→ Material shown:
=-=-=-=-=

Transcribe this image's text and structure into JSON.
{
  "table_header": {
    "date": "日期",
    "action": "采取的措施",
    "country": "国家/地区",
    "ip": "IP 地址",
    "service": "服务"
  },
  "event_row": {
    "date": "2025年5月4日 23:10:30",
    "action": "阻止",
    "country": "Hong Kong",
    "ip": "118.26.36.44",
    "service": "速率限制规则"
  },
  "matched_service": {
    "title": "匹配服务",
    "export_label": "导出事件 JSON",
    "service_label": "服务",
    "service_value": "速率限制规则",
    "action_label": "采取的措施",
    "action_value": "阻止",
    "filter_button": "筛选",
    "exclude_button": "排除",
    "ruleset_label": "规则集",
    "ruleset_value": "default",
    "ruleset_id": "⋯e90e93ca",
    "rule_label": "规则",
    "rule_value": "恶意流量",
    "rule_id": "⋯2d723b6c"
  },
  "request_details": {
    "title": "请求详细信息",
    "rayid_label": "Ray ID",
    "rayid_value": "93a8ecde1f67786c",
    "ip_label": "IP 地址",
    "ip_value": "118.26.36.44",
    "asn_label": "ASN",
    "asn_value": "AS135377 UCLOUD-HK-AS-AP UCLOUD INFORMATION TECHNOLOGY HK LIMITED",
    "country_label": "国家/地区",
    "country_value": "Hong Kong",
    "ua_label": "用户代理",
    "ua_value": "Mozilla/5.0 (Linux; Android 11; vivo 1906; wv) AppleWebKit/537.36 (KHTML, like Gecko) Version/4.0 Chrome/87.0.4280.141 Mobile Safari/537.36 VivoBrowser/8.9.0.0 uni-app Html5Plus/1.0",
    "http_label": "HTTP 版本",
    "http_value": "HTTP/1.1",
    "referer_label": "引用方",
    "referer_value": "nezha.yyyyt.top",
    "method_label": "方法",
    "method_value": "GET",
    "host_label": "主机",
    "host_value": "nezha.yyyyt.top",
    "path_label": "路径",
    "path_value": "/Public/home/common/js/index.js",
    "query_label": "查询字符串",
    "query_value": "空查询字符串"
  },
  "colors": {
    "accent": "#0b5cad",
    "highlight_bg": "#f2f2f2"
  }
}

=-=-=-=-=

→ Short task: Copy out each line that contains the word "yyyyt".

→ Worked solution:
    "referer_value": "nezha.yyyyt.top",
    "host_value": "nezha.yyyyt.top",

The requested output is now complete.